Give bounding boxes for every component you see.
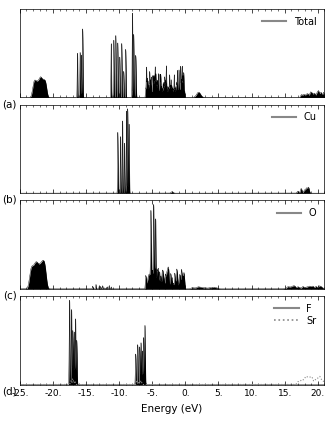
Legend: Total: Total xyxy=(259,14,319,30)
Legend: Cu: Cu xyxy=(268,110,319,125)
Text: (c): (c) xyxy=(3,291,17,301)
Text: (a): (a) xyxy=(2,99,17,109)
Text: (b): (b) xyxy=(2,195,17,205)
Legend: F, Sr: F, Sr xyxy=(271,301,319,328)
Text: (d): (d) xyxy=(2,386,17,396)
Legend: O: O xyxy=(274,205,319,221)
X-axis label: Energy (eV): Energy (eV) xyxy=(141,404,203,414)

--

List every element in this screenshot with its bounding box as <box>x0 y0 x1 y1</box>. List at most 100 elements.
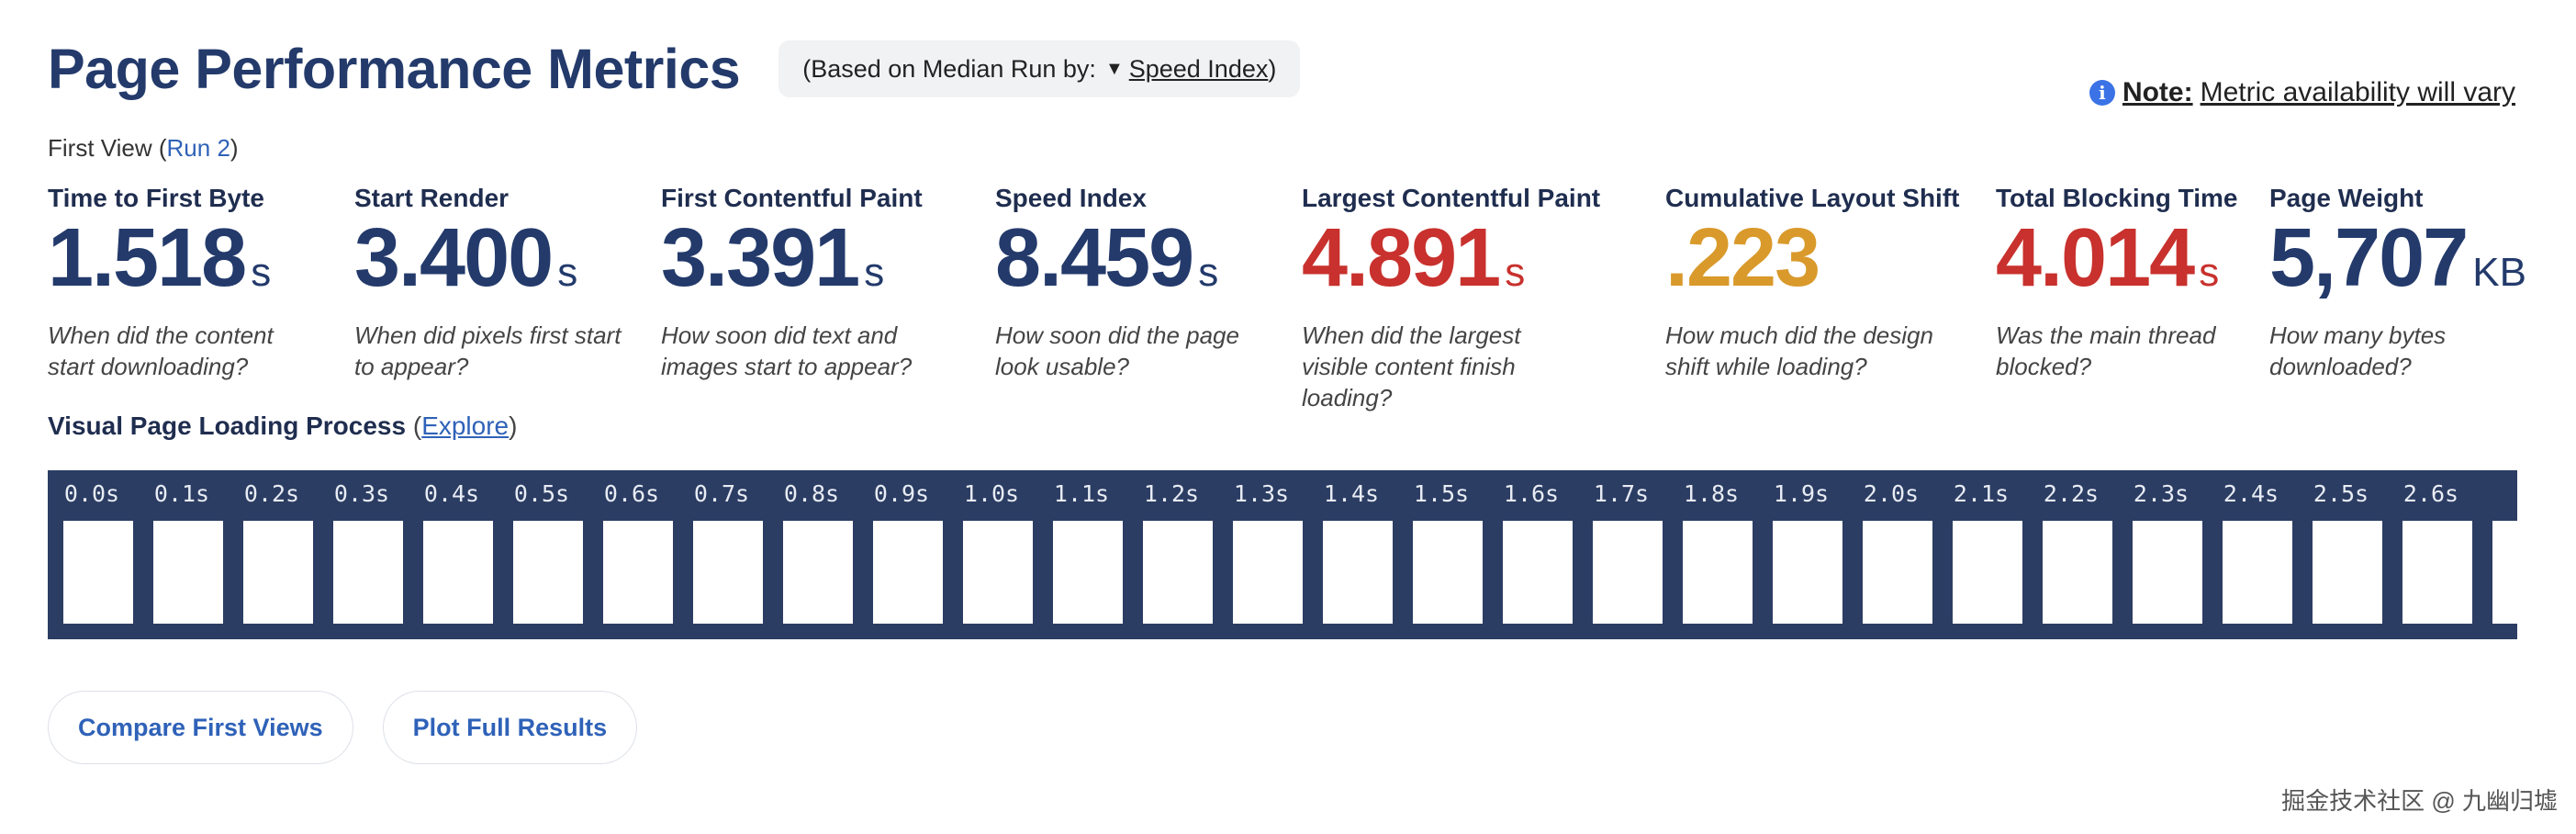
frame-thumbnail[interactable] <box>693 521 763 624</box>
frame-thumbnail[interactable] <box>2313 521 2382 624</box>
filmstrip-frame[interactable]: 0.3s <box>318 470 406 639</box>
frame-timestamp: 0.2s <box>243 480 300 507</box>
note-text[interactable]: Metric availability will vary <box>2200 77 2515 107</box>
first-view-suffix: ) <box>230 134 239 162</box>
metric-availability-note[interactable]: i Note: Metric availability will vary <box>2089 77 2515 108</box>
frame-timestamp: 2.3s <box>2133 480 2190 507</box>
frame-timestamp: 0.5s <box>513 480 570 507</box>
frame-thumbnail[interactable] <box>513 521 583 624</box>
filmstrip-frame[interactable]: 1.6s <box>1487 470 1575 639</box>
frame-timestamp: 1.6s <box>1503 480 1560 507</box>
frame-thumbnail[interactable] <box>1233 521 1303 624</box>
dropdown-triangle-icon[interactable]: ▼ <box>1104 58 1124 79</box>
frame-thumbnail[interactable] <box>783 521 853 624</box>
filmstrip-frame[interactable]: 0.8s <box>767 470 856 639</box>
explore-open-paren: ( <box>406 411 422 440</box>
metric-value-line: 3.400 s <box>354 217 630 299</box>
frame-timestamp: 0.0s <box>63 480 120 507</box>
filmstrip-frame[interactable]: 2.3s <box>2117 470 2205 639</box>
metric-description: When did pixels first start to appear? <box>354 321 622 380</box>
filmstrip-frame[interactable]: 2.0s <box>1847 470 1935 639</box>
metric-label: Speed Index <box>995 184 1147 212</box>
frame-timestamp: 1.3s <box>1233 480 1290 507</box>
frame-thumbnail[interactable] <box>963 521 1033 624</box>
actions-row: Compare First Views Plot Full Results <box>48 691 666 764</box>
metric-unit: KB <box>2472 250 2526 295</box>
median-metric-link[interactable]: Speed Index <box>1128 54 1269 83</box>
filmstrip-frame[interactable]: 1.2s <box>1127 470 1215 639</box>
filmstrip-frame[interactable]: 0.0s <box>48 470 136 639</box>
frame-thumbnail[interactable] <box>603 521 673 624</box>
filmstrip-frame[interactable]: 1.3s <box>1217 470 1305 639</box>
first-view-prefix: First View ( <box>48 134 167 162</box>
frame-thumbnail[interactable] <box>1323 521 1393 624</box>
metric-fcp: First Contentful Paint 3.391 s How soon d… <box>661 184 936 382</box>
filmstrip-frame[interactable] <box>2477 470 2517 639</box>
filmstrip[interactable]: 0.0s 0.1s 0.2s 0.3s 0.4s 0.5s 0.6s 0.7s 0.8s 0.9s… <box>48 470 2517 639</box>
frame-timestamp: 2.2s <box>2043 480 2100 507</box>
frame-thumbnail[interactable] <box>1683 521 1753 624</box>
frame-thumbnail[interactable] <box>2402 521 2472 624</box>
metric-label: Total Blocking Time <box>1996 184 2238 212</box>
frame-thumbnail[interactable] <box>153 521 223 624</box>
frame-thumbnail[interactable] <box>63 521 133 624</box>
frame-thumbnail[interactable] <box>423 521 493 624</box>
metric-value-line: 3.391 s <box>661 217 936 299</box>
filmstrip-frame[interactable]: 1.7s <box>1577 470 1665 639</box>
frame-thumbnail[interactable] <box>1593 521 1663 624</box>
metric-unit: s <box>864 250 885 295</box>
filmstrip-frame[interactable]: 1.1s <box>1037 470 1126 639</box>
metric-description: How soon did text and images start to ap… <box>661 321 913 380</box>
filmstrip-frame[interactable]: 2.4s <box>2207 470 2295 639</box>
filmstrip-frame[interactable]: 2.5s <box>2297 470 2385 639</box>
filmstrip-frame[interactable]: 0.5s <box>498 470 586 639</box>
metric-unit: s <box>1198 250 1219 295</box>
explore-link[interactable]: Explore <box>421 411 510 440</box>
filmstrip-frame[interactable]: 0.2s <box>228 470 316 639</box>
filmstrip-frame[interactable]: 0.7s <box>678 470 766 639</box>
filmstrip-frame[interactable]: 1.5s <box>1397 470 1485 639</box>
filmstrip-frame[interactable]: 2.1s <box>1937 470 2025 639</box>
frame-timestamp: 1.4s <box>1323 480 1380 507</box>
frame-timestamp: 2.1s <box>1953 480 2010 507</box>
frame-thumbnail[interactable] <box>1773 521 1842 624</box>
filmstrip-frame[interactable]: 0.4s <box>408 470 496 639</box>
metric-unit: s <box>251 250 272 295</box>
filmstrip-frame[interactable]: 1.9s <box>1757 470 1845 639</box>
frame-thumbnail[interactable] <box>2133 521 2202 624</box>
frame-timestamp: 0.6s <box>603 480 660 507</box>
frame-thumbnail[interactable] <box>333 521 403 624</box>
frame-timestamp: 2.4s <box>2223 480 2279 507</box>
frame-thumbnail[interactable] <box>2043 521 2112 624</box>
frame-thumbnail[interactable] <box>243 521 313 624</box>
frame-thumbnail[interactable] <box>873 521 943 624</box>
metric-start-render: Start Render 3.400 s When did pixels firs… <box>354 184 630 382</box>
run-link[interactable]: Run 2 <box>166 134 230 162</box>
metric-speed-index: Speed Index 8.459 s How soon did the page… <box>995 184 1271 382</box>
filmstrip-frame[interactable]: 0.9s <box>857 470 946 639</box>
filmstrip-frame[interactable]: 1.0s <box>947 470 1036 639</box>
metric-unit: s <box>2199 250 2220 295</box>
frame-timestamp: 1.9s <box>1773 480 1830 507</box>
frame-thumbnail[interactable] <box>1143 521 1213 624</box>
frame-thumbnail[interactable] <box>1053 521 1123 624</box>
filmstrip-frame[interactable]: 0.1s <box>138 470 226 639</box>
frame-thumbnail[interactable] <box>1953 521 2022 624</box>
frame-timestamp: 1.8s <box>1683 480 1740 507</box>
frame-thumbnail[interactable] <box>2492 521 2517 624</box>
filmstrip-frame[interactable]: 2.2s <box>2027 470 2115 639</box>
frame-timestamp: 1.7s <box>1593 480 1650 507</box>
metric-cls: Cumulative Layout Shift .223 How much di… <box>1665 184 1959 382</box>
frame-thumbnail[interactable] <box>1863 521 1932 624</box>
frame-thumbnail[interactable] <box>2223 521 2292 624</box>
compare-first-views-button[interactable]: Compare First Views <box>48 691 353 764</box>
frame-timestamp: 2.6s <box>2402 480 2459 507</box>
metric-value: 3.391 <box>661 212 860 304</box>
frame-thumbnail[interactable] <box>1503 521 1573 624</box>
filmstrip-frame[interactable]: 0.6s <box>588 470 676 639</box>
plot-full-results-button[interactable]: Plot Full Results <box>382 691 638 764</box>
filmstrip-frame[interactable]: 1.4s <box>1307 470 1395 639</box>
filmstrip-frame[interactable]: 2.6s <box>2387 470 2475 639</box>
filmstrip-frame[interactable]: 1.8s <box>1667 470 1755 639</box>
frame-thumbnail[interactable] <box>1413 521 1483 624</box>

## What is expected
Please copy the entries verbatim, from the line containing "frame-thumbnail[interactable] <box>693 521" through the line containing "frame-timestamp: 1.6s <box>1503".

## Final result
frame-thumbnail[interactable] <box>693 521 763 624</box>
frame-thumbnail[interactable] <box>2313 521 2382 624</box>
filmstrip-frame[interactable]: 0.3s <box>318 470 406 639</box>
frame-timestamp: 0.2s <box>243 480 300 507</box>
note-text[interactable]: Metric availability will vary <box>2200 77 2515 107</box>
first-view-suffix: ) <box>230 134 239 162</box>
metric-availability-note[interactable]: i Note: Metric availability will vary <box>2089 77 2515 108</box>
frame-timestamp: 2.3s <box>2133 480 2190 507</box>
frame-timestamp: 0.5s <box>513 480 570 507</box>
frame-thumbnail[interactable] <box>513 521 583 624</box>
filmstrip-frame[interactable]: 1.6s <box>1487 470 1575 639</box>
frame-timestamp: 1.6s <box>1503 480 1560 507</box>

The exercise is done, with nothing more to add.